**** Exercise materials
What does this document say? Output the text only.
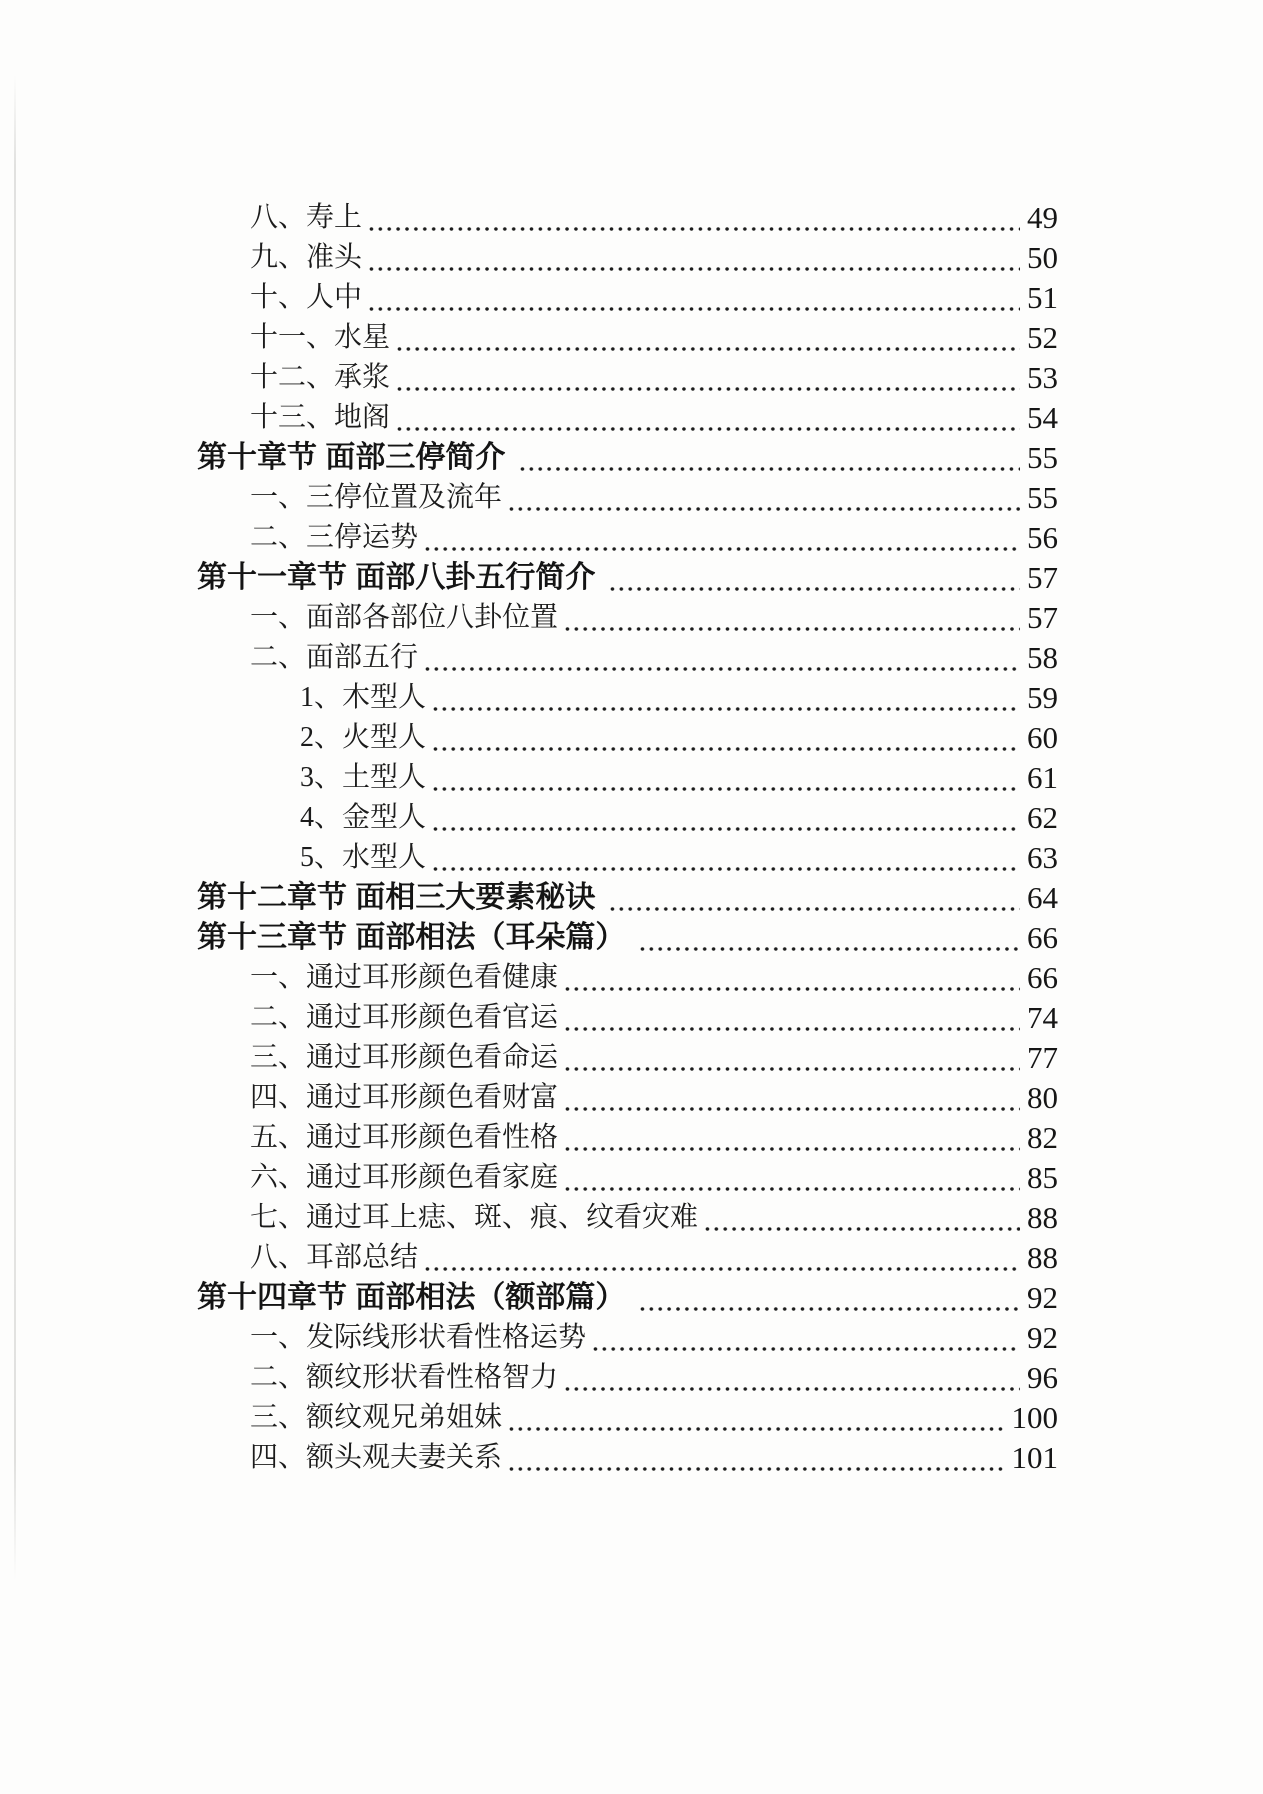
八、寿上	49
九、准头	50
十、人中	51
十一、水星	52
十二、承浆	53
十三、地阁	54
第十章节 面部三停简介	55
一、三停位置及流年	55
二、三停运势	56
第十一章节 面部八卦五行简介	57
一、面部各部位八卦位置	57
二、面部五行	58
1、木型人	59
2、火型人	60
3、土型人	61
4、金型人	62
5、水型人	63
第十二章节 面相三大要素秘诀	64
第十三章节 面部相法（耳朵篇）	66
一、通过耳形颜色看健康	66
二、通过耳形颜色看官运	74
三、通过耳形颜色看命运	77
四、通过耳形颜色看财富	80
五、通过耳形颜色看性格	82
六、通过耳形颜色看家庭	85
七、通过耳上痣、斑、痕、纹看灾难	88
八、耳部总结	88
第十四章节 面部相法（额部篇）	92
一、发际线形状看性格运势	92
二、额纹形状看性格智力	96
三、额纹观兄弟姐妹	100
四、额头观夫妻关系	101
********
Request:
Without the pictures, restate all of the entries above verbatim.

In response:
What does this document say? Output the text only.
八、寿上	49
九、准头	50
十、人中	51
十一、水星	52
十二、承浆	53
十三、地阁	54
第十章节 面部三停简介	55
一、三停位置及流年	55
二、三停运势	56
第十一章节 面部八卦五行简介	57
一、面部各部位八卦位置	57
二、面部五行	58
1、木型人	59
2、火型人	60
3、土型人	61
4、金型人	62
5、水型人	63
第十二章节 面相三大要素秘诀	64
第十三章节 面部相法（耳朵篇）	66
一、通过耳形颜色看健康	66
二、通过耳形颜色看官运	74
三、通过耳形颜色看命运	77
四、通过耳形颜色看财富	80
五、通过耳形颜色看性格	82
六、通过耳形颜色看家庭	85
七、通过耳上痣、斑、痕、纹看灾难	88
八、耳部总结	88
第十四章节 面部相法（额部篇）	92
一、发际线形状看性格运势	92
二、额纹形状看性格智力	96
三、额纹观兄弟姐妹	100
四、额头观夫妻关系	101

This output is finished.